Records from a data collection:
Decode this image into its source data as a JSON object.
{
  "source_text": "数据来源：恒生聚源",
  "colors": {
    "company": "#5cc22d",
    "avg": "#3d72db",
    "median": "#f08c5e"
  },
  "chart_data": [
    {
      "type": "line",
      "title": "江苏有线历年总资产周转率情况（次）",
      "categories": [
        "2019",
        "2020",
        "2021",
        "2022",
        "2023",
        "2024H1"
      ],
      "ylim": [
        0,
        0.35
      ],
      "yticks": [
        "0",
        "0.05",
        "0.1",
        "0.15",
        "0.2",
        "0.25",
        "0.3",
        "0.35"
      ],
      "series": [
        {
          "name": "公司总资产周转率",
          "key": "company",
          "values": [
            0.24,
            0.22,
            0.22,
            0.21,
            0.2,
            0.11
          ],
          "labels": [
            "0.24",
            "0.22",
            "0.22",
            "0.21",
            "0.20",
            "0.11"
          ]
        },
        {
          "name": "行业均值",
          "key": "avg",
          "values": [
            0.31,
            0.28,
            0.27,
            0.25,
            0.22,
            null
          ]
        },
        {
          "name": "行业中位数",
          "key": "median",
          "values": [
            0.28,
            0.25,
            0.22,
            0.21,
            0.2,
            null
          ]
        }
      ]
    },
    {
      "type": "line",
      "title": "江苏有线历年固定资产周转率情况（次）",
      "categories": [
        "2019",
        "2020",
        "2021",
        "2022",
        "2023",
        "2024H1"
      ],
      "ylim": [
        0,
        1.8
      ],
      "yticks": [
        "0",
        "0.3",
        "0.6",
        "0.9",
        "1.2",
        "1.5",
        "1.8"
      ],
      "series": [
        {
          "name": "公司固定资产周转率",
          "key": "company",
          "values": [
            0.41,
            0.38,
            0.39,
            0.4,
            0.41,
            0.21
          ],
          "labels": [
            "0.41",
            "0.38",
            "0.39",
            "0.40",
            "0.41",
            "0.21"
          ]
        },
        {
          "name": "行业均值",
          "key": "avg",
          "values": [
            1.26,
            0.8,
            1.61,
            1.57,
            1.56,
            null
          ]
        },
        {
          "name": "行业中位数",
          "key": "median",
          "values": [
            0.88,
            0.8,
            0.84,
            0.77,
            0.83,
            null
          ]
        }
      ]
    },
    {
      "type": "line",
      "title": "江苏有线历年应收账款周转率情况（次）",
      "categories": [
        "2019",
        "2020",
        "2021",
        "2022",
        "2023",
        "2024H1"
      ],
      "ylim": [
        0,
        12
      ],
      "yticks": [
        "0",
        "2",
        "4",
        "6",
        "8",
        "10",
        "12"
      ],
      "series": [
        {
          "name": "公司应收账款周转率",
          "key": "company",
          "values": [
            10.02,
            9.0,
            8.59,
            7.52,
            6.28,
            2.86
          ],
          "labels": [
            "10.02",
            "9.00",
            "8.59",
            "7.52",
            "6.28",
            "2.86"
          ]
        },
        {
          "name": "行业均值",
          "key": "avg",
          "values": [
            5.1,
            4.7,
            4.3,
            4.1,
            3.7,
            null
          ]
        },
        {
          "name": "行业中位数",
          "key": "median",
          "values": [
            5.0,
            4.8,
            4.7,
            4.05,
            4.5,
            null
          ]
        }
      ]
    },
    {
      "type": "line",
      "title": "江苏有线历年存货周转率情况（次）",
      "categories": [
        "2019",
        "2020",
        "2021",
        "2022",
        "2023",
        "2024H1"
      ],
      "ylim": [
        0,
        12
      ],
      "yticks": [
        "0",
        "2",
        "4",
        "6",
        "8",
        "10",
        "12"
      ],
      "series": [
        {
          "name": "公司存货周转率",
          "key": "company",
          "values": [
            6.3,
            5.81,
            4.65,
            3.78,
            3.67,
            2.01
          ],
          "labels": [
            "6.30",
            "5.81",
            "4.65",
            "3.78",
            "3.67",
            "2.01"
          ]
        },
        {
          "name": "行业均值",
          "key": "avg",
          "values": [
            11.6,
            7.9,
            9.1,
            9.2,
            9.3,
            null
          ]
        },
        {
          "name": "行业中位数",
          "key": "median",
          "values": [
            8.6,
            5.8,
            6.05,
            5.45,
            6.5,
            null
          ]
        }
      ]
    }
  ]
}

▶ _PROBLEM TO SOLVE_
Restate the whole of the material exactly.

▶ _OUTPUT OF THE TASK_
Decode this image into its source data as a JSON object.
{
  "source_text": "数据来源：恒生聚源",
  "colors": {
    "company": "#5cc22d",
    "avg": "#3d72db",
    "median": "#f08c5e"
  },
  "chart_data": [
    {
      "type": "line",
      "title": "江苏有线历年总资产周转率情况（次）",
      "categories": [
        "2019",
        "2020",
        "2021",
        "2022",
        "2023",
        "2024H1"
      ],
      "ylim": [
        0,
        0.35
      ],
      "yticks": [
        "0",
        "0.05",
        "0.1",
        "0.15",
        "0.2",
        "0.25",
        "0.3",
        "0.35"
      ],
      "series": [
        {
          "name": "公司总资产周转率",
          "key": "company",
          "values": [
            0.24,
            0.22,
            0.22,
            0.21,
            0.2,
            0.11
          ],
          "labels": [
            "0.24",
            "0.22",
            "0.22",
            "0.21",
            "0.20",
            "0.11"
          ]
        },
        {
          "name": "行业均值",
          "key": "avg",
          "values": [
            0.31,
            0.28,
            0.27,
            0.25,
            0.22,
            null
          ]
        },
        {
          "name": "行业中位数",
          "key": "median",
          "values": [
            0.28,
            0.25,
            0.22,
            0.21,
            0.2,
            null
          ]
        }
      ]
    },
    {
      "type": "line",
      "title": "江苏有线历年固定资产周转率情况（次）",
      "categories": [
        "2019",
        "2020",
        "2021",
        "2022",
        "2023",
        "2024H1"
      ],
      "ylim": [
        0,
        1.8
      ],
      "yticks": [
        "0",
        "0.3",
        "0.6",
        "0.9",
        "1.2",
        "1.5",
        "1.8"
      ],
      "series": [
        {
          "name": "公司固定资产周转率",
          "key": "company",
          "values": [
            0.41,
            0.38,
            0.39,
            0.4,
            0.41,
            0.21
          ],
          "labels": [
            "0.41",
            "0.38",
            "0.39",
            "0.40",
            "0.41",
            "0.21"
          ]
        },
        {
          "name": "行业均值",
          "key": "avg",
          "values": [
            1.26,
            0.8,
            1.61,
            1.57,
            1.56,
            null
          ]
        },
        {
          "name": "行业中位数",
          "key": "median",
          "values": [
            0.88,
            0.8,
            0.84,
            0.77,
            0.83,
            null
          ]
        }
      ]
    },
    {
      "type": "line",
      "title": "江苏有线历年应收账款周转率情况（次）",
      "categories": [
        "2019",
        "2020",
        "2021",
        "2022",
        "2023",
        "2024H1"
      ],
      "ylim": [
        0,
        12
      ],
      "yticks": [
        "0",
        "2",
        "4",
        "6",
        "8",
        "10",
        "12"
      ],
      "series": [
        {
          "name": "公司应收账款周转率",
          "key": "company",
          "values": [
            10.02,
            9.0,
            8.59,
            7.52,
            6.28,
            2.86
          ],
          "labels": [
            "10.02",
            "9.00",
            "8.59",
            "7.52",
            "6.28",
            "2.86"
          ]
        },
        {
          "name": "行业均值",
          "key": "avg",
          "values": [
            5.1,
            4.7,
            4.3,
            4.1,
            3.7,
            null
          ]
        },
        {
          "name": "行业中位数",
          "key": "median",
          "values": [
            5.0,
            4.8,
            4.7,
            4.05,
            4.5,
            null
          ]
        }
      ]
    },
    {
      "type": "line",
      "title": "江苏有线历年存货周转率情况（次）",
      "categories": [
        "2019",
        "2020",
        "2021",
        "2022",
        "2023",
        "2024H1"
      ],
      "ylim": [
        0,
        12
      ],
      "yticks": [
        "0",
        "2",
        "4",
        "6",
        "8",
        "10",
        "12"
      ],
      "series": [
        {
          "name": "公司存货周转率",
          "key": "company",
          "values": [
            6.3,
            5.81,
            4.65,
            3.78,
            3.67,
            2.01
          ],
          "labels": [
            "6.30",
            "5.81",
            "4.65",
            "3.78",
            "3.67",
            "2.01"
          ]
        },
        {
          "name": "行业均值",
          "key": "avg",
          "values": [
            11.6,
            7.9,
            9.1,
            9.2,
            9.3,
            null
          ]
        },
        {
          "name": "行业中位数",
          "key": "median",
          "values": [
            8.6,
            5.8,
            6.05,
            5.45,
            6.5,
            null
          ]
        }
      ]
    }
  ]
}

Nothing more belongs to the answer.